**PROBLEM STATEMENT:** Of all the lines in the material below, how many include the string "controls"? Give the number only.

**INPUT FOR THIS TASK:**
_ _ _ _ _

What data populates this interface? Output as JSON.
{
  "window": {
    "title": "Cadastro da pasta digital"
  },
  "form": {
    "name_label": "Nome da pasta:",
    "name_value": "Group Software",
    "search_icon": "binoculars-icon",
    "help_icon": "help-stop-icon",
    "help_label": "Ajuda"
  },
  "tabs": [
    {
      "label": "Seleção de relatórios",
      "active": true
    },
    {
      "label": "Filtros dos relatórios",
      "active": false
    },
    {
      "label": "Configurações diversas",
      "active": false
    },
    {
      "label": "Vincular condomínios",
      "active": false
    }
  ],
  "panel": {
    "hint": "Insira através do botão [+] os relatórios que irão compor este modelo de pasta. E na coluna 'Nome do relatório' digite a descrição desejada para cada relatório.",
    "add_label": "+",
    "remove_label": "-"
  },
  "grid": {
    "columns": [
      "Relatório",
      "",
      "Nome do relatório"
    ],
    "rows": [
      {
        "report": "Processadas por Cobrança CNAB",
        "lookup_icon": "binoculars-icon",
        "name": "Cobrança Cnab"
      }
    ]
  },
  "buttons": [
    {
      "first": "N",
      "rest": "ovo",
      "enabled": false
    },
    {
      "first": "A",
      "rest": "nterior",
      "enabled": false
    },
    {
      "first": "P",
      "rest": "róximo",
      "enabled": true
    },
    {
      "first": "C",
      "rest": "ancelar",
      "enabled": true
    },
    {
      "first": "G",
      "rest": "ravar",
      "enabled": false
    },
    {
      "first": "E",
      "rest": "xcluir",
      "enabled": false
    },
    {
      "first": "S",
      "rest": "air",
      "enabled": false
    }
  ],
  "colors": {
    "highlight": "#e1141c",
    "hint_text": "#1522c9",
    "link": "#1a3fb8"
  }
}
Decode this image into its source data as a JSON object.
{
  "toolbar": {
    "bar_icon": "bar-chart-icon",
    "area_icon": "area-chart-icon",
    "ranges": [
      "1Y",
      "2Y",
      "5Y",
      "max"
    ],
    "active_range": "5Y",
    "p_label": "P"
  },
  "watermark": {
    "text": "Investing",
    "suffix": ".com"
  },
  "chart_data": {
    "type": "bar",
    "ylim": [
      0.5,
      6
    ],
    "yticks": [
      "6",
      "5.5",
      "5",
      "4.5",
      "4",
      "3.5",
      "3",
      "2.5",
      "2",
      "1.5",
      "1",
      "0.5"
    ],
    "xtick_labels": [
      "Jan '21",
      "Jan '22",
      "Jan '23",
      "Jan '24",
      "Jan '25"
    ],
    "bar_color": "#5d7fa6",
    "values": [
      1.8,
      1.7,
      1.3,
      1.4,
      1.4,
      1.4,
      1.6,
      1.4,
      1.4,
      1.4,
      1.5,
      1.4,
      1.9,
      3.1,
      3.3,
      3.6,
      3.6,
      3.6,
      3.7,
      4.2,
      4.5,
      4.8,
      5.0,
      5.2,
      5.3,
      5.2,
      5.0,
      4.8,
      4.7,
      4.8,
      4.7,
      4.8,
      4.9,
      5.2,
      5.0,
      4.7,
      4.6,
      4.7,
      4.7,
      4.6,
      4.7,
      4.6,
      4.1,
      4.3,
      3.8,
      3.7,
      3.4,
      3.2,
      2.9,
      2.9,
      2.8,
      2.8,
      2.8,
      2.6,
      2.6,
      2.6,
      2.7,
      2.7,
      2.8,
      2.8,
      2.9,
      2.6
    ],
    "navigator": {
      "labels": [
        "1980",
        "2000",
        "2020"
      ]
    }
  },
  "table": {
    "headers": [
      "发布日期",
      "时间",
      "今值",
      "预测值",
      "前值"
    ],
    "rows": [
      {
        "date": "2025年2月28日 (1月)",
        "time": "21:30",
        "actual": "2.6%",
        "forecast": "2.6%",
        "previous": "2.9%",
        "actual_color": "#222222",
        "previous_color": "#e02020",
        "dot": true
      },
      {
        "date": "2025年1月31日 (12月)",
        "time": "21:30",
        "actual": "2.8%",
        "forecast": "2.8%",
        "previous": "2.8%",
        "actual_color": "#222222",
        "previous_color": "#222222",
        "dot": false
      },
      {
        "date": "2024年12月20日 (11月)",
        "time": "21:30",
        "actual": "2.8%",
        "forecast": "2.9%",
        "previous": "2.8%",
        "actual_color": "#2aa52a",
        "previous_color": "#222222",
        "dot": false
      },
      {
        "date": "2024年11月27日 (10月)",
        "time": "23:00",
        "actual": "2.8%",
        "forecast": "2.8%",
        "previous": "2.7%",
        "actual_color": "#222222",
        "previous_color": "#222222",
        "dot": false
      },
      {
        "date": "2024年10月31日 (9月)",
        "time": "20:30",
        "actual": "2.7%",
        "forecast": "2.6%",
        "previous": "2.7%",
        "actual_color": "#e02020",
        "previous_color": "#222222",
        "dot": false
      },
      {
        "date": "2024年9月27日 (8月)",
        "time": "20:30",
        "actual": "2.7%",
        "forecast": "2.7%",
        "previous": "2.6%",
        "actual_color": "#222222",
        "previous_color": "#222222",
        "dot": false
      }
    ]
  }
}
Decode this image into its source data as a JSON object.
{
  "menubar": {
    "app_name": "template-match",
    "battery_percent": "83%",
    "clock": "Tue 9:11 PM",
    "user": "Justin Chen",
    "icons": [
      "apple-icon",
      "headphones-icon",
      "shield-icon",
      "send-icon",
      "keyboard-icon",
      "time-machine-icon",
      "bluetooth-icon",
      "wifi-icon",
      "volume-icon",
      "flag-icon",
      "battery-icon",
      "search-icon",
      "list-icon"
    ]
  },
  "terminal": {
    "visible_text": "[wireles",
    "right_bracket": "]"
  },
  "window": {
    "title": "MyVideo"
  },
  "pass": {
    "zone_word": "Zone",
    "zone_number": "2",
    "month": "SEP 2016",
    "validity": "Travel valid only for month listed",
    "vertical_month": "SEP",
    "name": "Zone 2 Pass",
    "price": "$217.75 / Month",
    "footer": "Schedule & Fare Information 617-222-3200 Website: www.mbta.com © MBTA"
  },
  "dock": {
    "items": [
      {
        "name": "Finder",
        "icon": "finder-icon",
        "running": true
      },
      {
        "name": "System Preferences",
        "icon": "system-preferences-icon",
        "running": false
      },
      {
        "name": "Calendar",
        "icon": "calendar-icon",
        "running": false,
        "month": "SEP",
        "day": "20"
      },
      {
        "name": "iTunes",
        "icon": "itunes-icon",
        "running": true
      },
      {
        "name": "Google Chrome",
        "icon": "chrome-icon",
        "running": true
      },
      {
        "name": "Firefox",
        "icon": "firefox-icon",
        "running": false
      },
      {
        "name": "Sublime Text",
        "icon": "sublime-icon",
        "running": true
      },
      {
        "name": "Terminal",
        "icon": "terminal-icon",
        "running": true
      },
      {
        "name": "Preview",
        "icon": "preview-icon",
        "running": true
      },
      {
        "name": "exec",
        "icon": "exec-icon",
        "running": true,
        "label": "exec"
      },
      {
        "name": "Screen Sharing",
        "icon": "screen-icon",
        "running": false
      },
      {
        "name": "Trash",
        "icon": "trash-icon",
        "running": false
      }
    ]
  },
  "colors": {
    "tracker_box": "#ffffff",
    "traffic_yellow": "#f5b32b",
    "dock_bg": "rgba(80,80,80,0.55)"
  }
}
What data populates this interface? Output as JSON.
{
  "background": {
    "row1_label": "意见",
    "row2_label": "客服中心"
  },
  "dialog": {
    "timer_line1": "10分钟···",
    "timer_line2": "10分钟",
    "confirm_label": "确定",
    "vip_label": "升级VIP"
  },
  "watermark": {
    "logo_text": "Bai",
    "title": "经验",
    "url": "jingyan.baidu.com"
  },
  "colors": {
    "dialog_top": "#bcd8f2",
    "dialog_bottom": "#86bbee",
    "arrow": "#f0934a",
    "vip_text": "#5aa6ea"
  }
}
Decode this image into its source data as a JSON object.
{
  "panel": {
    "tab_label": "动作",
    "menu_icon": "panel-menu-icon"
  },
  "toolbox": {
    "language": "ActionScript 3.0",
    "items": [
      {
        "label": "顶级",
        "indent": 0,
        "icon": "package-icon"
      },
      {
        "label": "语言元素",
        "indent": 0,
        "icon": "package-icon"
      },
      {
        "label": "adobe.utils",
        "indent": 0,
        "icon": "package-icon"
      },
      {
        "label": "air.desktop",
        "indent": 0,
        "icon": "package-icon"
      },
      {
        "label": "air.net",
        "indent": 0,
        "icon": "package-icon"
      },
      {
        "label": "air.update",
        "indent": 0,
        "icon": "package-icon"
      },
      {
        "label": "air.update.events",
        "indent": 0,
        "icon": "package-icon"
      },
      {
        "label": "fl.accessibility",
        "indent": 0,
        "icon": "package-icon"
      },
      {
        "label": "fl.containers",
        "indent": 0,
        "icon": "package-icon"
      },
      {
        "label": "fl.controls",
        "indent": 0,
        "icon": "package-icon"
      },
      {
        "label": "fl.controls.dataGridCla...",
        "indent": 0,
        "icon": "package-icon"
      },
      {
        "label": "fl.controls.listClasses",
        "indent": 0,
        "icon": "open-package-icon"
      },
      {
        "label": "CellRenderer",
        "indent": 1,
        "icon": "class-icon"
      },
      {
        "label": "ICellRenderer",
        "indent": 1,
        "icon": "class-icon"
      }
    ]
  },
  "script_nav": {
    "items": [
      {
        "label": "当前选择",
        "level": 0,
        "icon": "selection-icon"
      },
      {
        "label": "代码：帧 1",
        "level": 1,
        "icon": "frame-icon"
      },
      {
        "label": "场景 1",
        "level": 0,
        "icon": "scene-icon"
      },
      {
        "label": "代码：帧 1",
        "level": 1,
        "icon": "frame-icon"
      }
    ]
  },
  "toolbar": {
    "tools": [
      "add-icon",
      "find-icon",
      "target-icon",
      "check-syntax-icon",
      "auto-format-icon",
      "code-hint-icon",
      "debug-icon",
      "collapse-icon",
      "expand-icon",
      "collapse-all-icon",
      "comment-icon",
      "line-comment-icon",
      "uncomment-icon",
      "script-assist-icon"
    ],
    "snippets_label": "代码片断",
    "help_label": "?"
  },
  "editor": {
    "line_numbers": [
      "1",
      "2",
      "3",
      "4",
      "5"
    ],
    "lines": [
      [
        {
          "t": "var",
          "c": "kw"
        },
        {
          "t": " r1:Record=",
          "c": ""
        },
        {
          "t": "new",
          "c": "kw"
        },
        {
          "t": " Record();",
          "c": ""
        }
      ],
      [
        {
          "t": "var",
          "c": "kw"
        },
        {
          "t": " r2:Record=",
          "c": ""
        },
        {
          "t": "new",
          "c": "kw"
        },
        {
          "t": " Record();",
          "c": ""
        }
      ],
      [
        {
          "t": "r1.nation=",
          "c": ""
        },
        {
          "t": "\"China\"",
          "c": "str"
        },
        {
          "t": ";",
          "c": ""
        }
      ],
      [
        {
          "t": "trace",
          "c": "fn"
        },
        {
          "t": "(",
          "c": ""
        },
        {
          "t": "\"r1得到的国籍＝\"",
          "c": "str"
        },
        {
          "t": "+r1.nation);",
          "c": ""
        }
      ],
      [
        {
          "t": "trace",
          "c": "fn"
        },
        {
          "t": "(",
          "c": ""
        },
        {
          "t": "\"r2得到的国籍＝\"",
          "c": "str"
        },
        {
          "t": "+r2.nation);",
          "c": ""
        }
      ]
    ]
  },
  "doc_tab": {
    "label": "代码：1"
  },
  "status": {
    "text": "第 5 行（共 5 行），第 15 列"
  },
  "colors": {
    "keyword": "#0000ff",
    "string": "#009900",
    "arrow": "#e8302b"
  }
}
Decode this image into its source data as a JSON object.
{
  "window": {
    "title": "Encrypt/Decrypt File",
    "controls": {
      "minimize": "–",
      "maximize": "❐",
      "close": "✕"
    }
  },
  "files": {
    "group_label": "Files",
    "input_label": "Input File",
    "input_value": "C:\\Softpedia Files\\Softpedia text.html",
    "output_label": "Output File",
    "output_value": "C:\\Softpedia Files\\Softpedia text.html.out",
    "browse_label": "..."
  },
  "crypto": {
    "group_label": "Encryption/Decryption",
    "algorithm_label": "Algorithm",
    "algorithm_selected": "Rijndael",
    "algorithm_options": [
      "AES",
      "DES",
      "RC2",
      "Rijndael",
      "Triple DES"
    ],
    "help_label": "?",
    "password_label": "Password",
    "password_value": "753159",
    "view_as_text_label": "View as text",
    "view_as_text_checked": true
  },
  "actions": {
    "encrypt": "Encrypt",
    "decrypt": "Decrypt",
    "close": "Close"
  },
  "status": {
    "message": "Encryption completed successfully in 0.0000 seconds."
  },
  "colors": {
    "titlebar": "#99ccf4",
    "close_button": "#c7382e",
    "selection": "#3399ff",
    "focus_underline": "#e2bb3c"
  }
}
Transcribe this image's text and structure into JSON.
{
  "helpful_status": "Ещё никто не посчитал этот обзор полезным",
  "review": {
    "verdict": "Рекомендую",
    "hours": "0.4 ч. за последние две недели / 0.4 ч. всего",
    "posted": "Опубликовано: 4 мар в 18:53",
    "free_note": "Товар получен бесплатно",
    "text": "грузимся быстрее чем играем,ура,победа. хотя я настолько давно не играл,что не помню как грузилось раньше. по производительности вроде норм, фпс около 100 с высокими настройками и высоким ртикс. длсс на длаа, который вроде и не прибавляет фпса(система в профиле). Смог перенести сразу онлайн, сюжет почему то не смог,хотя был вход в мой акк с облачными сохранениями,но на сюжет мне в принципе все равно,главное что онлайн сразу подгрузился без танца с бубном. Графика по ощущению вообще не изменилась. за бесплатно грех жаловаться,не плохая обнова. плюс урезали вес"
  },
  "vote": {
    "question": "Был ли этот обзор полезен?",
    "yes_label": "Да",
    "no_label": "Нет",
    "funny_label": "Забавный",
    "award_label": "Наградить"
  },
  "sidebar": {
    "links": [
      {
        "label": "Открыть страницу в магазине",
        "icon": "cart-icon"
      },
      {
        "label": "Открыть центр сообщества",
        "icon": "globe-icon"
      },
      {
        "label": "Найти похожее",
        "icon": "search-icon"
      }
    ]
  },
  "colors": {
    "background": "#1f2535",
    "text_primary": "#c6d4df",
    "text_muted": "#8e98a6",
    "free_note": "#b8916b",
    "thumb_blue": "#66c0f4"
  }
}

_ _ _ _ _

**PROBLEM SOLUTION:** 4